◆ TASK STATEMENT
Go through the entries below and collect each line with the string "midpoint" in it.

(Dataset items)
------------
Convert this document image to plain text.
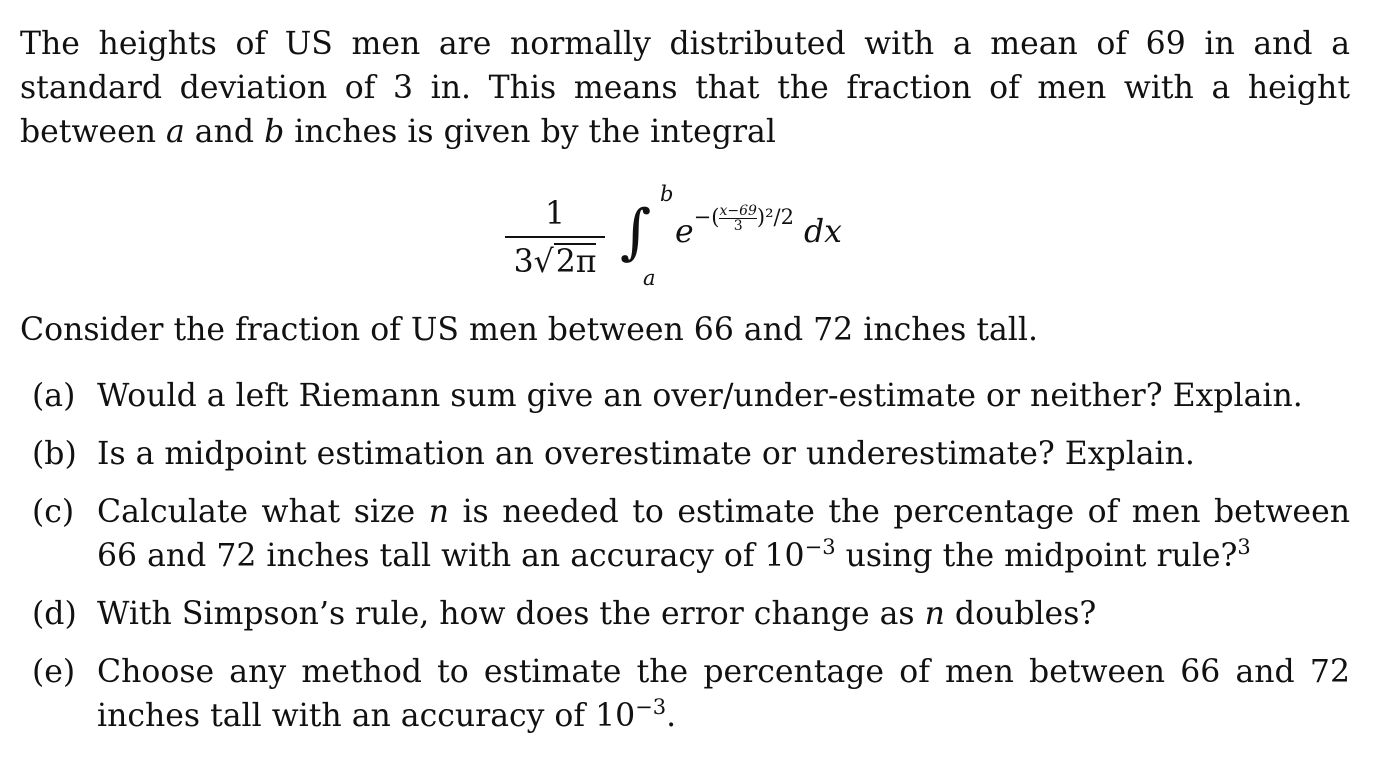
The heights of US men are normally distributed with a mean of 69 in and a standard deviation of 3 in. This means that the fraction of men with a height between a and b inches is given by the integral

1
3√2π ∫
b
a
$e^{-(\frac{x-69}{3})^2/2}$ dx

Consider the fraction of US men between 66 and 72 inches tall.

(a) Would a left Riemann sum give an over/under-estimate or neither? Explain.
(b) Is a midpoint estimation an overestimate or underestimate? Explain.
(c) Calculate what size n is needed to estimate the percentage of men between 66 and 72 inches tall with an accuracy of $10^{-3}$ using the midpoint rule?$^3$
(d) With Simpson’s rule, how does the error change as n doubles?
(e) Choose any method to estimate the percentage of men between 66 and 72 inches tall with an accuracy of $10^{-3}$.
------------
◆ RESULT BELOW
(b) Is a midpoint estimation an overestimate or underestimate? Explain.
(c) Calculate what size n is needed to estimate the percentage of men between 66 and 72 inches tall with an accuracy of $10^{-3}$ using the midpoint rule?$^3$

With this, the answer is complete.